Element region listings
+++

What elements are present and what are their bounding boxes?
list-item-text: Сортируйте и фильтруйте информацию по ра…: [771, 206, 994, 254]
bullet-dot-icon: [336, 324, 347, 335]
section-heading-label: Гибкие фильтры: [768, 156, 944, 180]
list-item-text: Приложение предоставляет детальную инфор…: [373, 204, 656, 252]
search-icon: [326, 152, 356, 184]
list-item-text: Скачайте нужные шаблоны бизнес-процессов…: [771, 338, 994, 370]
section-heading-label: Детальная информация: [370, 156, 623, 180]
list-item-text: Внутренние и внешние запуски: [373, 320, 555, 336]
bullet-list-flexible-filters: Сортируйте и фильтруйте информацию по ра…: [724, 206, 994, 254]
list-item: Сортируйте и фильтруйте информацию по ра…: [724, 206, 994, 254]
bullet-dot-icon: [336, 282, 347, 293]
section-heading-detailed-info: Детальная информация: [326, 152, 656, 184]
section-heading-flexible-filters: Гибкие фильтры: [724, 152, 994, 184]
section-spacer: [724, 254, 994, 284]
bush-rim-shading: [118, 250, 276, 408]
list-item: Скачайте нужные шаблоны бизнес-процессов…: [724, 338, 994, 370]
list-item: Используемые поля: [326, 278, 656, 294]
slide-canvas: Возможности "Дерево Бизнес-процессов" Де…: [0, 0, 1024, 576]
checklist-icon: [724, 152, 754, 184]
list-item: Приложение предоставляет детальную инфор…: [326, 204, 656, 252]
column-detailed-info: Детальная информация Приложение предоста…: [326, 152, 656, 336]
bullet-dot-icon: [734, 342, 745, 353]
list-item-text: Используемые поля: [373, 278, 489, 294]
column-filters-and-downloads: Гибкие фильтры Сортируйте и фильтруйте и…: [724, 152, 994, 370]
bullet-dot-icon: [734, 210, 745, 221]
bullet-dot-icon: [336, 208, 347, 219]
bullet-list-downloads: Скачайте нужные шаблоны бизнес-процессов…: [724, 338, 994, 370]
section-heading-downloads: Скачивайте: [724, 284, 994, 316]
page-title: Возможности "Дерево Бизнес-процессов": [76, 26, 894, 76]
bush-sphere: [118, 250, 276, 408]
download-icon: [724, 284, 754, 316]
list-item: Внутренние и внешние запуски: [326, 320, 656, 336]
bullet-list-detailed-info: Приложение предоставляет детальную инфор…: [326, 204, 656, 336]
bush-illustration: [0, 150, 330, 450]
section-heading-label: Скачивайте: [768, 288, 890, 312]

+++

_Work to do_: Please print the listing above again, line for line and without any changes.

_Solution to this task_:
What elements are present and what are their bounding boxes?
list-item-text: Сортируйте и фильтруйте информацию по ра…: [771, 206, 994, 254]
bullet-dot-icon: [336, 324, 347, 335]
section-heading-label: Гибкие фильтры: [768, 156, 944, 180]
list-item-text: Приложение предоставляет детальную инфор…: [373, 204, 656, 252]
search-icon: [326, 152, 356, 184]
list-item-text: Скачайте нужные шаблоны бизнес-процессов…: [771, 338, 994, 370]
section-heading-label: Детальная информация: [370, 156, 623, 180]
list-item-text: Внутренние и внешние запуски: [373, 320, 555, 336]
bullet-list-flexible-filters: Сортируйте и фильтруйте информацию по ра…: [724, 206, 994, 254]
list-item: Сортируйте и фильтруйте информацию по ра…: [724, 206, 994, 254]
bullet-dot-icon: [336, 282, 347, 293]
section-heading-detailed-info: Детальная информация: [326, 152, 656, 184]
section-heading-flexible-filters: Гибкие фильтры: [724, 152, 994, 184]
section-spacer: [724, 254, 994, 284]
bush-rim-shading: [118, 250, 276, 408]
list-item: Скачайте нужные шаблоны бизнес-процессов…: [724, 338, 994, 370]
list-item: Используемые поля: [326, 278, 656, 294]
slide-canvas: Возможности "Дерево Бизнес-процессов" Де…: [0, 0, 1024, 576]
checklist-icon: [724, 152, 754, 184]
list-item: Приложение предоставляет детальную инфор…: [326, 204, 656, 252]
column-detailed-info: Детальная информация Приложение предоста…: [326, 152, 656, 336]
bullet-dot-icon: [734, 342, 745, 353]
list-item-text: Используемые поля: [373, 278, 489, 294]
column-filters-and-downloads: Гибкие фильтры Сортируйте и фильтруйте и…: [724, 152, 994, 370]
bullet-dot-icon: [734, 210, 745, 221]
bullet-dot-icon: [336, 208, 347, 219]
bullet-list-downloads: Скачайте нужные шаблоны бизнес-процессов…: [724, 338, 994, 370]
section-heading-downloads: Скачивайте: [724, 284, 994, 316]
page-title: Возможности "Дерево Бизнес-процессов": [76, 26, 894, 76]
bush-sphere: [118, 250, 276, 408]
download-icon: [724, 284, 754, 316]
list-item: Внутренние и внешние запуски: [326, 320, 656, 336]
bullet-list-detailed-info: Приложение предоставляет детальную инфор…: [326, 204, 656, 336]
bush-illustration: [0, 150, 330, 450]
section-heading-label: Скачивайте: [768, 288, 890, 312]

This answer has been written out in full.